How many lines in the entries below include the string "LocalS"? Answer with the number only.
··········
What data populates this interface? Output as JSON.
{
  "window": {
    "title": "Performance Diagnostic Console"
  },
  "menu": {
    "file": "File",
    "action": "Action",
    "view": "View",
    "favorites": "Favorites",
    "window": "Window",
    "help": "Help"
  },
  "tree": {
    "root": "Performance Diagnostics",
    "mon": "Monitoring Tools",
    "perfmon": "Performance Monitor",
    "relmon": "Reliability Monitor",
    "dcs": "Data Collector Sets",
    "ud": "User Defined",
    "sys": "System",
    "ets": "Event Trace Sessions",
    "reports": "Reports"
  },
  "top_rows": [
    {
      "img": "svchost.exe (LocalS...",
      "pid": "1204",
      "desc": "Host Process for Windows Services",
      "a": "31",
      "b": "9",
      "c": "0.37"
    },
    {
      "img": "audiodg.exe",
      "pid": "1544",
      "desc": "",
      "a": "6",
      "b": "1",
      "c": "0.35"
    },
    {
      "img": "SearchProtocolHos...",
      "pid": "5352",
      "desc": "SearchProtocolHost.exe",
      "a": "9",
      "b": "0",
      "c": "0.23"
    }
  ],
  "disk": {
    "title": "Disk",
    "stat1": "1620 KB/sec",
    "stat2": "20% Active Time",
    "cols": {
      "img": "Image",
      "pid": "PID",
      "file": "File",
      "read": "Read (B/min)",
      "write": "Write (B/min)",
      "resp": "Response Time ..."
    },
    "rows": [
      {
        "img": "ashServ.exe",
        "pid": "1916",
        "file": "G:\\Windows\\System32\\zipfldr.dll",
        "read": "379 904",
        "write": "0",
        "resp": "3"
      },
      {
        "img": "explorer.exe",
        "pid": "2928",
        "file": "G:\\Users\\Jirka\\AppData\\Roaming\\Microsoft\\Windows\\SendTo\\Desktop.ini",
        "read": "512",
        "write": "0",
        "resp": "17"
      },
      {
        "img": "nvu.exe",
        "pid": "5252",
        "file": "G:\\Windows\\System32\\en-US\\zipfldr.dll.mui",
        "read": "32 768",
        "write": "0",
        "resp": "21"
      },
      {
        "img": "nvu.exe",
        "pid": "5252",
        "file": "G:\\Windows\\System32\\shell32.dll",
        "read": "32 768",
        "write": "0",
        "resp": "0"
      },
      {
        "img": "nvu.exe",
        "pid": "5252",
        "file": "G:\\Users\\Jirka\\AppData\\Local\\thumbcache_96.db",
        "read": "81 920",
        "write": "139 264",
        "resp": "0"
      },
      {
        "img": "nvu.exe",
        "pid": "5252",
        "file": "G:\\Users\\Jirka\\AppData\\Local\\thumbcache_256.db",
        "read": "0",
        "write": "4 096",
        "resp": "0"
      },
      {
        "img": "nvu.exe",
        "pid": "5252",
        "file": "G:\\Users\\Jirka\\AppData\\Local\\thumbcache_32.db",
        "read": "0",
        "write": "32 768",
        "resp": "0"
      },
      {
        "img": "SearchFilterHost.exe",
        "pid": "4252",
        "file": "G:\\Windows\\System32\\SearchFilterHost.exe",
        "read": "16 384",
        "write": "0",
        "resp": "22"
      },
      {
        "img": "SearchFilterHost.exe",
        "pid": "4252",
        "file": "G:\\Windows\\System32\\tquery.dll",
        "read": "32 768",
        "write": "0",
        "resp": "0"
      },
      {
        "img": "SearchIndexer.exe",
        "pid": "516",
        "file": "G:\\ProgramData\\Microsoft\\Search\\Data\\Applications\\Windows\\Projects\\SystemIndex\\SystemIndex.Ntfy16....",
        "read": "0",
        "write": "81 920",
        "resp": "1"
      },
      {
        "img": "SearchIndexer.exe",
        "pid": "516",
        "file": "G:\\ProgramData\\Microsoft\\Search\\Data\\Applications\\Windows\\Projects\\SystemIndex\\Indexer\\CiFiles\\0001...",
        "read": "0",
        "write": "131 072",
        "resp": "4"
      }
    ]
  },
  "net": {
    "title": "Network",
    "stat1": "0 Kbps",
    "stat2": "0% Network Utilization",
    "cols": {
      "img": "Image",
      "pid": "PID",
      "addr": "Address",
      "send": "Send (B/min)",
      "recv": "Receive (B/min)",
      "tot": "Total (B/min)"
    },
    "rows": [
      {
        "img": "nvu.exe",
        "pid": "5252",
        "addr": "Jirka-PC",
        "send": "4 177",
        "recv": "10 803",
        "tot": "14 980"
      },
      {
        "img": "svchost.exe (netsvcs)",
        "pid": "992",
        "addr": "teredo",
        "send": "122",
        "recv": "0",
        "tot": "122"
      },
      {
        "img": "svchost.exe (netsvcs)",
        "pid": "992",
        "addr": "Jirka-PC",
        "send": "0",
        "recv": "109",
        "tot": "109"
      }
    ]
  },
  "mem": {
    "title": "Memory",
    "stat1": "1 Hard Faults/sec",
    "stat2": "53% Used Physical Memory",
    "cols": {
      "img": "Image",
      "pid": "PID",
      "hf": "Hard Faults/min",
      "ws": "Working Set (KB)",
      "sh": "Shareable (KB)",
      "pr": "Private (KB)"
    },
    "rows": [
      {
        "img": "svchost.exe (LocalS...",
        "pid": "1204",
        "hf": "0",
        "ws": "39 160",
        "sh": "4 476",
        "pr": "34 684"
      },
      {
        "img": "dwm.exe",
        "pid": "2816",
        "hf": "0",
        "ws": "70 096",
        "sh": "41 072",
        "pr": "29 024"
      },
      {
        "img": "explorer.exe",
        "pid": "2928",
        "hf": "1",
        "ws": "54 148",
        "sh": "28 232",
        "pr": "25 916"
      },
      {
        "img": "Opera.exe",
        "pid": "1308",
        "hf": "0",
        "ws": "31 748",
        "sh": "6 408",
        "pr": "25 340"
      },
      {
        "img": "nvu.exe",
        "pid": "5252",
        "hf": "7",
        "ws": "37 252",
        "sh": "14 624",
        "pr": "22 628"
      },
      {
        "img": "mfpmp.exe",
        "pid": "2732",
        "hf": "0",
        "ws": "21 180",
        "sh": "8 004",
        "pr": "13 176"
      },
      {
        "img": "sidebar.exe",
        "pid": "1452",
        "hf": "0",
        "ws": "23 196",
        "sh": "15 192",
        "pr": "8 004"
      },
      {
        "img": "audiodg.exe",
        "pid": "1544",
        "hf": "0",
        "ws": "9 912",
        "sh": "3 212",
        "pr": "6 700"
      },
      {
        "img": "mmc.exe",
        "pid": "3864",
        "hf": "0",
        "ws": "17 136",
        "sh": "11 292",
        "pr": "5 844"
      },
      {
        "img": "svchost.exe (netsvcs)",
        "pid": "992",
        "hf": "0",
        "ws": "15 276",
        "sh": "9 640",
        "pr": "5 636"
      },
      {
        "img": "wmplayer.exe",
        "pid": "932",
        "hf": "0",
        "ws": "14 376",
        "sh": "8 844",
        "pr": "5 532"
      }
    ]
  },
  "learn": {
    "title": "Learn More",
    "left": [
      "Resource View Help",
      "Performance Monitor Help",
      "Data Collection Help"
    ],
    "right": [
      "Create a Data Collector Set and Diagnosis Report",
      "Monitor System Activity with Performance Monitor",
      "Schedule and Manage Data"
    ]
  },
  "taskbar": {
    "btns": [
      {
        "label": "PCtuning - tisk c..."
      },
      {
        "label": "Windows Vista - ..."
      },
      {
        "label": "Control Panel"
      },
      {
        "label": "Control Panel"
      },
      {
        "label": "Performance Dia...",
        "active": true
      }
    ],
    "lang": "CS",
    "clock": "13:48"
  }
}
··········
* _Reply to the task_
2